### GIVEN EXERCISE
Write every entry out again exactly, please, and skip the pictures.

### RECORD SET
>>
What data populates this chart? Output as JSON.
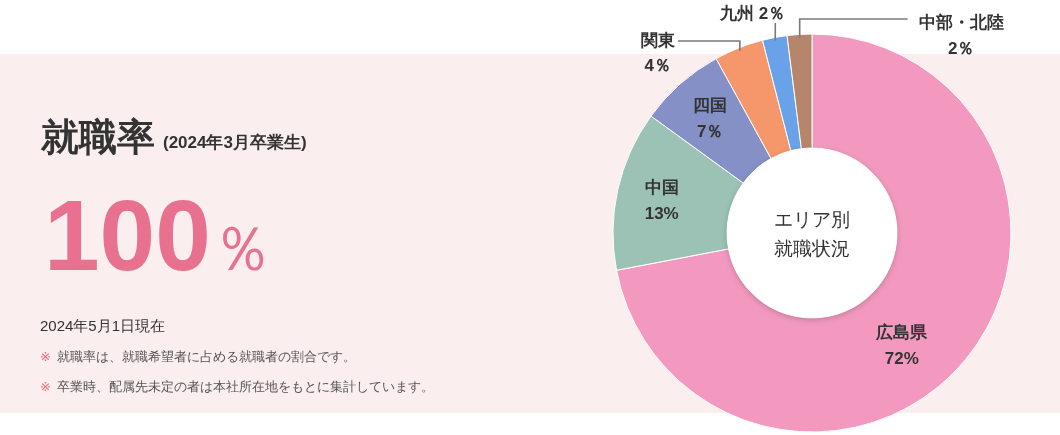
{
  "chart_data": [
    {
      "type": "other",
      "title": "就職率",
      "subtitle": "(2024年3月卒業生)",
      "annotations": [
        "100％",
        "2024年5月1日現在",
        "※ 就職率は、就職希望者に占める就職者の割合です。",
        "※ 卒業時、配属先未定の者は本社所在地をもとに集計しています。"
      ]
    },
    {
      "type": "donut",
      "title": "エリア別就職状況",
      "categories": [
        "広島県",
        "中国",
        "四国",
        "関東",
        "九州",
        "中部・北陸"
      ],
      "values": [
        72,
        13,
        7,
        4,
        2,
        2
      ],
      "colors": [
        "#f399c0",
        "#9cc2b5",
        "#8590c7",
        "#f5976b",
        "#69a2e9",
        "#b5866c"
      ],
      "value_labels": [
        "72%",
        "13%",
        "7％",
        "4％",
        "2％",
        "2％"
      ]
    }
  ]
}
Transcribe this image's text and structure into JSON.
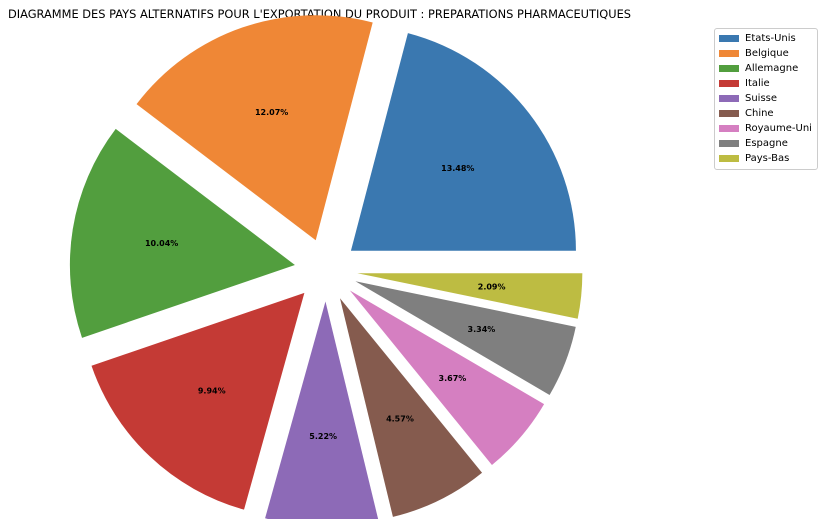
{
  "chart_data": {
    "type": "pie",
    "title": "DIAGRAMME DES PAYS ALTERNATIFS POUR L'EXPORTATION DU PRODUIT : PREPARATIONS PHARMACEUTIQUES",
    "categories": [
      "Etats-Unis",
      "Belgique",
      "Allemagne",
      "Italie",
      "Suisse",
      "Chine",
      "Royaume-Uni",
      "Espagne",
      "Pays-Bas"
    ],
    "values": [
      13.48,
      12.07,
      10.04,
      9.94,
      5.22,
      4.57,
      3.67,
      3.34,
      2.09
    ],
    "labels": [
      "13.48%",
      "12.07%",
      "10.04%",
      "9.94%",
      "5.22%",
      "4.57%",
      "3.67%",
      "3.34%",
      "2.09%"
    ],
    "colors": [
      "#3a78b0",
      "#ef8736",
      "#529e3e",
      "#c43a35",
      "#8d6ab7",
      "#855b4e",
      "#d57fc1",
      "#7f7f7f",
      "#bdbc42"
    ],
    "legend_position": "upper-right, outside"
  }
}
<<
### THE COMPLETED TASK
What data populates this chart? Output as JSON.
{
  "chart_data": [
    {
      "type": "other",
      "title": "就職率",
      "subtitle": "(2024年3月卒業生)",
      "annotations": [
        "100％",
        "2024年5月1日現在",
        "※ 就職率は、就職希望者に占める就職者の割合です。",
        "※ 卒業時、配属先未定の者は本社所在地をもとに集計しています。"
      ]
    },
    {
      "type": "donut",
      "title": "エリア別就職状況",
      "categories": [
        "広島県",
        "中国",
        "四国",
        "関東",
        "九州",
        "中部・北陸"
      ],
      "values": [
        72,
        13,
        7,
        4,
        2,
        2
      ],
      "colors": [
        "#f399c0",
        "#9cc2b5",
        "#8590c7",
        "#f5976b",
        "#69a2e9",
        "#b5866c"
      ],
      "value_labels": [
        "72%",
        "13%",
        "7％",
        "4％",
        "2％",
        "2％"
      ]
    }
  ]
}
Transcribe this image's text and structure into JSON.
{
  "chart_data": {
    "type": "pie",
    "title": "DIAGRAMME DES PAYS ALTERNATIFS POUR L'EXPORTATION DU PRODUIT : PREPARATIONS PHARMACEUTIQUES",
    "categories": [
      "Etats-Unis",
      "Belgique",
      "Allemagne",
      "Italie",
      "Suisse",
      "Chine",
      "Royaume-Uni",
      "Espagne",
      "Pays-Bas"
    ],
    "values": [
      13.48,
      12.07,
      10.04,
      9.94,
      5.22,
      4.57,
      3.67,
      3.34,
      2.09
    ],
    "labels": [
      "13.48%",
      "12.07%",
      "10.04%",
      "9.94%",
      "5.22%",
      "4.57%",
      "3.67%",
      "3.34%",
      "2.09%"
    ],
    "colors": [
      "#3a78b0",
      "#ef8736",
      "#529e3e",
      "#c43a35",
      "#8d6ab7",
      "#855b4e",
      "#d57fc1",
      "#7f7f7f",
      "#bdbc42"
    ],
    "legend_position": "upper-right, outside"
  }
}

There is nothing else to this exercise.